#### Excerpt to read:
—————
# Have the nationals lost their collective mind, NOT minds



## Splinterpicker (Apr 18, 2012)

I went to a property to do a roof repair in JANUARY when we arrived I noticed the front door was kicked in and repaired it. I uploaded photos and a selfie invoice ( self generated). Low an behold I didn't get paid for it on the roof repair check ! ?? I call in and I ask them to remedy this and isn't it odd that the reviewer didntt say anything about a bunch of lock change photos for a roof repair. Well the reviewers don't see the invoices and blah blah blah. But I will get this paid for you. YHEA RIGHT now 4 months later I still have not gotten reimbursed for this repair and send the PM an E mail telling him I am DONE till I get the check and to MAN UP and do what he says he will DO. HE gets all pissy with me and EXPECTS ME TO REMIND HIM WHEN THE CHECK HAS NOT BEEN RECEIVED ??? That sounds like an employee not a contractor sub contractor relationship. Final straw was he says " You and I are done" and pulls all the workorders he has for me with his name. HE did me a favor, I can do half the work for the realtors and get paid twice as much ! I sent the BCC e mail to the company owner and he responded with Check is in the mail. 
HAVE THE NATIONALS LOST IT ??


----------



## PPPrincessNOT (Nov 11, 2013)

HAVE THE NATIONALS LOST IT ??


that would imply they "had it" to begin with...:whistling2:


----------



## nurumkin (Sep 28, 2012)

*re*

I had a company get all pissy with us because this latest run of lawn cuts was going to be late. We called them and updated them several times letting them know that I was not going to go out to try and cut the lawns when half the lots will be under water (we have literally 1' of standing water on some lots in my area). They just responded with "if they are not submitted by 3:00 on the cutoff day you will not be paid" so just do them anyway. I am not going to drive my $10k lawnmower like it's a ****ing jetski for $40/lawn.


----------



## david (Apr 11, 2012)

if you mow yards you are expected to be like mailmen operate in sun snow thunder lightning and rain,no excuses how it is if your in property preservation work.


----------



## david (Apr 11, 2012)

nu they would say thats why you have a 3 day period work around weather or not our problem.


----------



## Splinterpicker (Apr 18, 2012)

david said:


> if you mow yards you are expected to be like mailmen operate in sun snow thunder lightning and rain,no excuses how it is if your in property preservation work.


 
I hear ya Case in point we put this up as a snow removal and got paid for a yard ??!!!


----------



## Wannabe (Oct 1, 2012)

Splinterpicker said:


> I hear ya Case in point we put this up as a snow removal and got paid for a yard ??!!!


Lol.. Done this a few times myself BUT I hid from neighbors due to the embarrassment ~}


----------



## thanohano44 (Aug 5, 2012)

splinterpicker said:


> i hear ya case in point we put this up as a snow removal and got paid for a yard ??!!!



lol!!!!


----------



## A Estates (Feb 28, 2014)

Splinterpicker said:


> I hear ya Case in point we put this up as a snow removal and got paid for a yard ??!!!


 now that's some funny shi!


----------



## GTX63 (Apr 12, 2012)
—————
#### Stored rows:
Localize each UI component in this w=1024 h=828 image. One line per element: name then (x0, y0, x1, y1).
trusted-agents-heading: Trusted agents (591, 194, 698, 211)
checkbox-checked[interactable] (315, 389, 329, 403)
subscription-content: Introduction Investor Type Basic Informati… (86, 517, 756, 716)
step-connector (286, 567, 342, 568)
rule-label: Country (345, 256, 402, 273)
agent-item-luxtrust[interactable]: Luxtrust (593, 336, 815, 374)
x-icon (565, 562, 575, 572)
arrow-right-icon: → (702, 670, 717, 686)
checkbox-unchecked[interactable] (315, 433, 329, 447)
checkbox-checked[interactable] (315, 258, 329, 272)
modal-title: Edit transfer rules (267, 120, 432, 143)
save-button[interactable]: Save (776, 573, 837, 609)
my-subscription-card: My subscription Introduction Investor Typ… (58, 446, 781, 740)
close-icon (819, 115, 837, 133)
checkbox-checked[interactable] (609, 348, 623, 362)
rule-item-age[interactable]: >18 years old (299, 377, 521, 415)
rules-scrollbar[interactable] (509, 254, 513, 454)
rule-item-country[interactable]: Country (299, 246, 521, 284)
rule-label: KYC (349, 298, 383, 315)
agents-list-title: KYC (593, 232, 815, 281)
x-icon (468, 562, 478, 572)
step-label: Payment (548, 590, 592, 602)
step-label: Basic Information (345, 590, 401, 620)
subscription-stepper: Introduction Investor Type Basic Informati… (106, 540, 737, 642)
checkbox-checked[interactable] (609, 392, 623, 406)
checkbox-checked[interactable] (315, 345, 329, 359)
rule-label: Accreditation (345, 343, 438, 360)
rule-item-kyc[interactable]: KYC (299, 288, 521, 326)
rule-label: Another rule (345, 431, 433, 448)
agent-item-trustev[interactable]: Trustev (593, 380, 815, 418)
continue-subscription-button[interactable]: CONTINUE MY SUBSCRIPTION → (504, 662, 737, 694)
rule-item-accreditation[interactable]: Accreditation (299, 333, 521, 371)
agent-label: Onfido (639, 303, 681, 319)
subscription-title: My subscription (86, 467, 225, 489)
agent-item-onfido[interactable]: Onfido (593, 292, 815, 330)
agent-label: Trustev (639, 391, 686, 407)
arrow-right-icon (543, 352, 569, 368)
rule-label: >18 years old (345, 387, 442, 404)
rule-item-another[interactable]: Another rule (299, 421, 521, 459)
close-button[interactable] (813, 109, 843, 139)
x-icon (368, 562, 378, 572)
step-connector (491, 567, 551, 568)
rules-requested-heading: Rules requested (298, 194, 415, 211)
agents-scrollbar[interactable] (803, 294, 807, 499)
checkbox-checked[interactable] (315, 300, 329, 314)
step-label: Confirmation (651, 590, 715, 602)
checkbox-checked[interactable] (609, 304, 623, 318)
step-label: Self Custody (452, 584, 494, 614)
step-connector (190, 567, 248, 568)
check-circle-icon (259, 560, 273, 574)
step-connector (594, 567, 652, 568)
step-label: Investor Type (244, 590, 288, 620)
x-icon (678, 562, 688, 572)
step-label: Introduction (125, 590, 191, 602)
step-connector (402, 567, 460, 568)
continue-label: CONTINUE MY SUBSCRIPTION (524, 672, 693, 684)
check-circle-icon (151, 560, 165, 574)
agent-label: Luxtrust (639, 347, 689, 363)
—————
#### Tasks and exercises:
1. Copy the forum thread on property preservation work word for word, everything from "I had a company" down to "jetski for $40/lawn.".
2. Write the next part of the forum thread on property preservation work, picking up right after its last line.
The material has nothing to do with what you are asked to do here.

#### Answers given:
1.
I had a company get all pissy with us because this latest run of lawn cuts was going to be late. We called them and updated them several times letting them know that I was not going to go out to try and cut the lawns when half the lots will be under water (we have literally 1' of standing water on some lots in my area). They just responded with "if they are not submitted by 3:00 on the cutoff day you will not be paid" so just do them anyway. I am not going to drive my $10k lawnmower like it's a ****ing jetski for $40/lawn.

2.
I feel pretty comfortable in my skin but not while I was mowing across a yard, in town, on an April Saturday years ago. Cars slowing down, snow and sweet gum balls shooting out of the dishcharge while the neighbor had his Troy Bilt snowblower clearing his drive and walk.
I couldn't get the phrase "Stupid is as stupid does" out of my head.


----------



## ezdayman (Jan 7, 2014)

i had our head person tell me "I bought you the truck you drive so no extra for you with out us you wouldnt have that truck.... story is a hit tub way in the back field.. been raiing for a good week.. was told get this done or get a charge back, drove trk 1 back there statred pulling trk 1 got stuck, got trk 2.. that statred pulling us out.. trk 2 got stuck, called trk 3 made a bid chain pulled us all out.. called ***** said i need extra or the hot tub will stay in place.. got statement above.. was that a low blow?


----------



## thanohano44 (Aug 5, 2012)

ezdayman said:


> i had our head person tell me "I bought you the truck you drive so no extra for you with out us you wouldnt have that truck.... story is a hit tub way in the back field.. been raiing for a good week.. was told get this done or get a charge back, drove trk 1 back there statred pulling trk 1 got stuck, got trk 2.. that statred pulling us out.. trk 2 got stuck, called trk 3 made a bid chain pulled us all out.. called ***** said i need extra or the hot tub will stay in place.. got statement above.. was that a low blow?



What client said that? Did they buy the truck for you or did you buy it with the earnings of your labor?


----------



## brm1109 (Sep 17, 2012)

Ok so we get a work order to bid to replace a damaged roof. We go and take photos (not that the roof looked damaged) and placed the bid as asked.
Get an email from them "please submit photos to justify bid, you are bidding for a new roof when the photos you submitted do not show damage to require a new roof".
No S^&t Sherlock, you are the ones that sent us the bid request, we were never even at the property before so why would we have said there was a roof leak.
You just can't fix stupid. lol


----------



## thanohano44 (Aug 5, 2012)

brm1109 said:


> Ok so we get a work order to bid to replace a damaged roof. We go and take photos (not that the roof looked damaged) and placed the bid as asked.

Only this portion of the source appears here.